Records
——————————

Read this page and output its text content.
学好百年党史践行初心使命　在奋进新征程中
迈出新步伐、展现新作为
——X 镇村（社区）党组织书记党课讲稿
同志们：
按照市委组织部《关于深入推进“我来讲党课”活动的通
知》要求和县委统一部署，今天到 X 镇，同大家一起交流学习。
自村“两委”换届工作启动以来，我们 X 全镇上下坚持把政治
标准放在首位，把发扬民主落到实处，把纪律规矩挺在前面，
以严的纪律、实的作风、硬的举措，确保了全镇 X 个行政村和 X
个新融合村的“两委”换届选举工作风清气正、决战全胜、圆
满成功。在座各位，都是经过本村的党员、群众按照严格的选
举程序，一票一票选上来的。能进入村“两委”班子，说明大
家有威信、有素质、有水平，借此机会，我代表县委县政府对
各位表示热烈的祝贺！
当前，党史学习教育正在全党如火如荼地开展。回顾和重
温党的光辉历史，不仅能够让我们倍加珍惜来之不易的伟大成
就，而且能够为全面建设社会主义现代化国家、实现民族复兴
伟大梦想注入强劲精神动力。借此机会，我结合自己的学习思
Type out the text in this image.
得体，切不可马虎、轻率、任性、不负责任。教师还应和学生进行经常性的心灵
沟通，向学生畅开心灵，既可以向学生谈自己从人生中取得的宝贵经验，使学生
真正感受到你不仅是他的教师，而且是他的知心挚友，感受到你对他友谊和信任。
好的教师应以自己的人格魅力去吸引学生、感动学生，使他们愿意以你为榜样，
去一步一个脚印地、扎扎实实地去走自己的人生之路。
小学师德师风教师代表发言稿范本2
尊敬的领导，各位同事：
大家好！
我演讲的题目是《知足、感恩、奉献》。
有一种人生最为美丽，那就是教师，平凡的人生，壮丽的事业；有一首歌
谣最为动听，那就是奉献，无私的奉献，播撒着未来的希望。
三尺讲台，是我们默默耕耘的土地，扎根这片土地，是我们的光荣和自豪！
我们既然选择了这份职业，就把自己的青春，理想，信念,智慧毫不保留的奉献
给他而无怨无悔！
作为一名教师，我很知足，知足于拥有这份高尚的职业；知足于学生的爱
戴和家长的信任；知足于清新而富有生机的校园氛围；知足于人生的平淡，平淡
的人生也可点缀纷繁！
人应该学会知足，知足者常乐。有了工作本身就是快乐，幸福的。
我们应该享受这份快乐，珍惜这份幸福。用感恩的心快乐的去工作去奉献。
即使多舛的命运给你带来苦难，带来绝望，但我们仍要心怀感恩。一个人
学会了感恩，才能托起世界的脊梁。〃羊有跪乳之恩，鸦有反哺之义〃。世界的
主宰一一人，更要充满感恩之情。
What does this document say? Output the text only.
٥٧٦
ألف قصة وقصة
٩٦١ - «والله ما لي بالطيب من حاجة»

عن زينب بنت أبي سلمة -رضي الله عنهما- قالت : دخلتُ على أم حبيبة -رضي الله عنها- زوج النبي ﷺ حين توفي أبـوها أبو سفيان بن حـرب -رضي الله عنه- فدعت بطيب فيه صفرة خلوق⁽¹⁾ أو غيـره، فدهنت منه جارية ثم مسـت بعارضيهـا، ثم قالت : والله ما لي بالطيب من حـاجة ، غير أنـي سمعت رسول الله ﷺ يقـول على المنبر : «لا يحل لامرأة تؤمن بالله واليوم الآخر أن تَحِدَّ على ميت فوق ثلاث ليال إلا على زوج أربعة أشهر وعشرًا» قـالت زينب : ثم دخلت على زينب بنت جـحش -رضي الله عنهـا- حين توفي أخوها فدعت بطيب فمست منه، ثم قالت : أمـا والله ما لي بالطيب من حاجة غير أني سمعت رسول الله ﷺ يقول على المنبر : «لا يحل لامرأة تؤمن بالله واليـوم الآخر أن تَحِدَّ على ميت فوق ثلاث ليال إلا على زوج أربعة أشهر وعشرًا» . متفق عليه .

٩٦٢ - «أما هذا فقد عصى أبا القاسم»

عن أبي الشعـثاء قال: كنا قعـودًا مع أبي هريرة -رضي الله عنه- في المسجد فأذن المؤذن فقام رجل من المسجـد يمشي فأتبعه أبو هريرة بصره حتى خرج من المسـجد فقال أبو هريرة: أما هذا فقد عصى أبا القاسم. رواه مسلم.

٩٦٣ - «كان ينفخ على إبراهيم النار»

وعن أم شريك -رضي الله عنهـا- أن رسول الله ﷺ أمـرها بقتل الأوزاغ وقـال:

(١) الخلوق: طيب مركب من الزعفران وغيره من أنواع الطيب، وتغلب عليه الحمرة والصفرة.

——————————

▸ TASK DESCRIPTION
Repeat the material word for word, in full.

▸ COMPLETE ANSWER
Read this page and output its text content.
学好百年党史践行初心使命　在奋进新征程中
迈出新步伐、展现新作为
——X 镇村（社区）党组织书记党课讲稿
同志们：
按照市委组织部《关于深入推进“我来讲党课”活动的通
知》要求和县委统一部署，今天到 X 镇，同大家一起交流学习。
自村“两委”换届工作启动以来，我们 X 全镇上下坚持把政治
标准放在首位，把发扬民主落到实处，把纪律规矩挺在前面，
以严的纪律、实的作风、硬的举措，确保了全镇 X 个行政村和 X
个新融合村的“两委”换届选举工作风清气正、决战全胜、圆
满成功。在座各位，都是经过本村的党员、群众按照严格的选
举程序，一票一票选上来的。能进入村“两委”班子，说明大
家有威信、有素质、有水平，借此机会，我代表县委县政府对
各位表示热烈的祝贺！
当前，党史学习教育正在全党如火如荼地开展。回顾和重
温党的光辉历史，不仅能够让我们倍加珍惜来之不易的伟大成
就，而且能够为全面建设社会主义现代化国家、实现民族复兴
伟大梦想注入强劲精神动力。借此机会，我结合自己的学习思
Type out the text in this image.
得体，切不可马虎、轻率、任性、不负责任。教师还应和学生进行经常性的心灵
沟通，向学生畅开心灵，既可以向学生谈自己从人生中取得的宝贵经验，使学生
真正感受到你不仅是他的教师，而且是他的知心挚友，感受到你对他友谊和信任。
好的教师应以自己的人格魅力去吸引学生、感动学生，使他们愿意以你为榜样，
去一步一个脚印地、扎扎实实地去走自己的人生之路。
小学师德师风教师代表发言稿范本2
尊敬的领导，各位同事：
大家好！
我演讲的题目是《知足、感恩、奉献》。
有一种人生最为美丽，那就是教师，平凡的人生，壮丽的事业；有一首歌
谣最为动听，那就是奉献，无私的奉献，播撒着未来的希望。
三尺讲台，是我们默默耕耘的土地，扎根这片土地，是我们的光荣和自豪！
我们既然选择了这份职业，就把自己的青春，理想，信念,智慧毫不保留的奉献
给他而无怨无悔！
作为一名教师，我很知足，知足于拥有这份高尚的职业；知足于学生的爱
戴和家长的信任；知足于清新而富有生机的校园氛围；知足于人生的平淡，平淡
的人生也可点缀纷繁！
人应该学会知足，知足者常乐。有了工作本身就是快乐，幸福的。
我们应该享受这份快乐，珍惜这份幸福。用感恩的心快乐的去工作去奉献。
即使多舛的命运给你带来苦难，带来绝望，但我们仍要心怀感恩。一个人
学会了感恩，才能托起世界的脊梁。〃羊有跪乳之恩，鸦有反哺之义〃。世界的
主宰一一人，更要充满感恩之情。
What does this document say? Output the text only.
٥٧٦
ألف قصة وقصة
٩٦١ - «والله ما لي بالطيب من حاجة»

عن زينب بنت أبي سلمة -رضي الله عنهما- قالت : دخلتُ على أم حبيبة -رضي الله عنها- زوج النبي ﷺ حين توفي أبـوها أبو سفيان بن حـرب -رضي الله عنه- فدعت بطيب فيه صفرة خلوق⁽¹⁾ أو غيـره، فدهنت منه جارية ثم مسـت بعارضيهـا، ثم قالت : والله ما لي بالطيب من حـاجة ، غير أنـي سمعت رسول الله ﷺ يقـول على المنبر : «لا يحل لامرأة تؤمن بالله واليوم الآخر أن تَحِدَّ على ميت فوق ثلاث ليال إلا على زوج أربعة أشهر وعشرًا» قـالت زينب : ثم دخلت على زينب بنت جـحش -رضي الله عنهـا- حين توفي أخوها فدعت بطيب فمست منه، ثم قالت : أمـا والله ما لي بالطيب من حاجة غير أني سمعت رسول الله ﷺ يقول على المنبر : «لا يحل لامرأة تؤمن بالله واليـوم الآخر أن تَحِدَّ على ميت فوق ثلاث ليال إلا على زوج أربعة أشهر وعشرًا» . متفق عليه .

٩٦٢ - «أما هذا فقد عصى أبا القاسم»

عن أبي الشعـثاء قال: كنا قعـودًا مع أبي هريرة -رضي الله عنه- في المسجد فأذن المؤذن فقام رجل من المسجـد يمشي فأتبعه أبو هريرة بصره حتى خرج من المسـجد فقال أبو هريرة: أما هذا فقد عصى أبا القاسم. رواه مسلم.

٩٦٣ - «كان ينفخ على إبراهيم النار»

وعن أم شريك -رضي الله عنهـا- أن رسول الله ﷺ أمـرها بقتل الأوزاغ وقـال:

(١) الخلوق: طيب مركب من الزعفران وغيره من أنواع الطيب، وتغلب عليه الحمرة والصفرة.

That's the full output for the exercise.